Begin

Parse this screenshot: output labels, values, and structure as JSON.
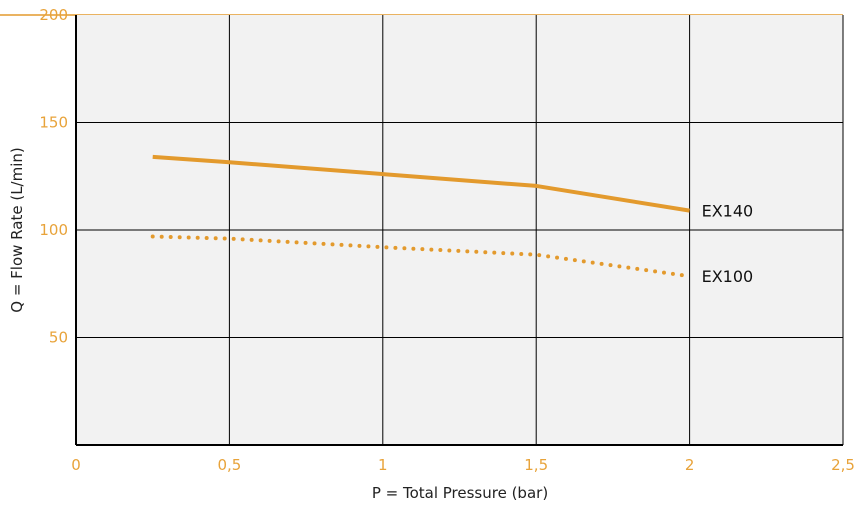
{
  "chart_data": {
    "type": "line",
    "xlabel": "P = Total Pressure (bar)",
    "ylabel": "Q = Flow Rate (L/min)",
    "xlim": [
      0,
      2.5
    ],
    "ylim": [
      0,
      200
    ],
    "xticks": [
      0,
      0.5,
      1,
      1.5,
      2,
      2.5
    ],
    "xtick_labels": [
      "0",
      "0,5",
      "1",
      "1,5",
      "2",
      "2,5"
    ],
    "yticks": [
      50,
      100,
      150,
      200
    ],
    "ytick_labels": [
      "50",
      "100",
      "150",
      "200"
    ],
    "grid": true,
    "colors": {
      "accent": "#E39A2D",
      "tick": "#E8A33A",
      "plot_bg": "#F2F2F2",
      "grid": "#000000"
    },
    "series": [
      {
        "name": "EX140",
        "style": "solid",
        "x": [
          0.25,
          0.5,
          1,
          1.5,
          2
        ],
        "y": [
          134,
          131.5,
          126,
          120.5,
          109
        ]
      },
      {
        "name": "EX100",
        "style": "dotted",
        "x": [
          0.25,
          0.5,
          1,
          1.5,
          2
        ],
        "y": [
          97,
          96,
          92,
          88.5,
          78.5
        ]
      }
    ]
  }
}
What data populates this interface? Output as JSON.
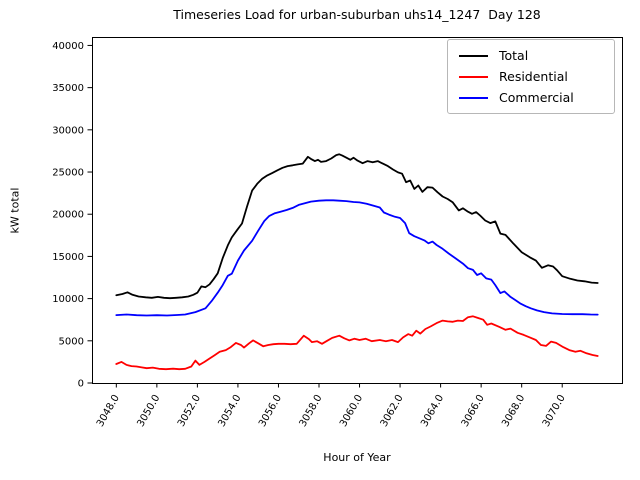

End

**WORK REQUIRED**: Copy out each line in the preceding records that contains "this".

**FINAL ANSWER**:
Parse this screenshot: output labels, values, and structure as JSON.
What data populates this interface? Output as JSON.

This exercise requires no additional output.